Brad's Status fu anche l'ultimo film di Ben Stiller, che dal 2017 ha completamente smesso di recitare [in produzioni cinematografiche].
Da allora Stiller è riapparso sugli schermi una sola volta, nel 2018, in un divertentissimo ritorno al Saturday Night Live, dove impersonò l'avvocato del Presidente Trump, Michael Cohen, il quale nello sketch viene sottoposto ad un test con la macchina della verità da Robert [De Niro] Mueller. Quando Mueller/De Niro domanda a Stiller se egli abbia mai effettuato un test con il poligrafo, Cohen (Stiller) gli risponde: "Mii sento come se avessi."



Insomma, Ben la vena comica non l'ha persa proprio; ma, quindi, che è successo?

▸ Dati forniti:

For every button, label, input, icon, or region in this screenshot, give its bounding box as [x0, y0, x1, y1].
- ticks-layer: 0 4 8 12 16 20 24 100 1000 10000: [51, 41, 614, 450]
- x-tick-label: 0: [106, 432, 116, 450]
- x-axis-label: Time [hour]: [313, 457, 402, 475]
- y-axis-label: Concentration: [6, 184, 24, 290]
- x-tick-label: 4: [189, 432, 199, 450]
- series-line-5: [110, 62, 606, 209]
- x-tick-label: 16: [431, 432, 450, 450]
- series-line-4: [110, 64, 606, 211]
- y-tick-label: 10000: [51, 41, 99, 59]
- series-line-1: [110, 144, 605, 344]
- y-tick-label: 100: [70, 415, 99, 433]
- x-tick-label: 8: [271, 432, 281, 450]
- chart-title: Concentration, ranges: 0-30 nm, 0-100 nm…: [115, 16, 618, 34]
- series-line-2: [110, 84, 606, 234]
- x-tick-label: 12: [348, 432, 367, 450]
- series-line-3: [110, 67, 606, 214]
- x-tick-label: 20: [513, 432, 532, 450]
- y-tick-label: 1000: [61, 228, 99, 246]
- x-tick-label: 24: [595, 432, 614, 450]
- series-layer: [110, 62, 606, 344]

▸ Sfida 1: Secondo il testo su Ben Stiller, chi impersonò Stiller nel suo ritorno al Saturday Night Live?
▸ Sfida 2: Riporta fedelmente il passo del testo su Ben Stiller che si apre con le parole "Da allora Stiller" e si chiude con "che è successo?".
▸ Sfida 3: Prosegui il testo su Ben Stiller dopo la sua ultima frase.

▸ Risultato atteso 1: Michael Cohen, l'avvocato del Presidente Trump.

▸ Risultato atteso 2:
Da allora Stiller è riapparso sugli schermi una sola volta, nel 2018, in un divertentissimo ritorno al Saturday Night Live, dove impersonò l'avvocato del Presidente Trump, Michael Cohen, il quale nello sketch viene sottoposto ad un test con la macchina della verità da Robert [De Niro] Mueller. Quando Mueller/De Niro domanda a Stiller se egli abbia mai effettuato un test con il poligrafo, Cohen (Stiller) gli risponde: "Mii sento come se avessi."



Insomma, Ben la vena comica non l'ha persa proprio; ma, quindi, che è successo?

▸ Risultato atteso 3:
A suo favore diciamo subito che Ben è uno delle poche ex-stelle che non hanno cercato scuse: se pur vero che fin dagli inizi Stiller sentì il bisogno di dar sfogo alla sua cretività (già nel 1992 creò uno show tutto suo, il Ben Stiller Show; ed in seguito fu direttore di alcuni dei suoi stessi film, alcuni dei quali ebbero anche molto successo, come il primo Zoolander e Tropic Thunder), Ben non ha citato questo impulso creativo come scusa per il suo declino. Ma, di nuovo, cosa è successo quindi? Beh, come detto, l'ultimo film fu un insuccesso, così come il Zoolander che lo precedette: Hollywood potrebbe semplicemente aver deciso che non valeva più la pena correre rischi (pensate: Zoolander 2 incassò 56.7 milioni contro un budget di 55; quando si dice salvi per un pelo!).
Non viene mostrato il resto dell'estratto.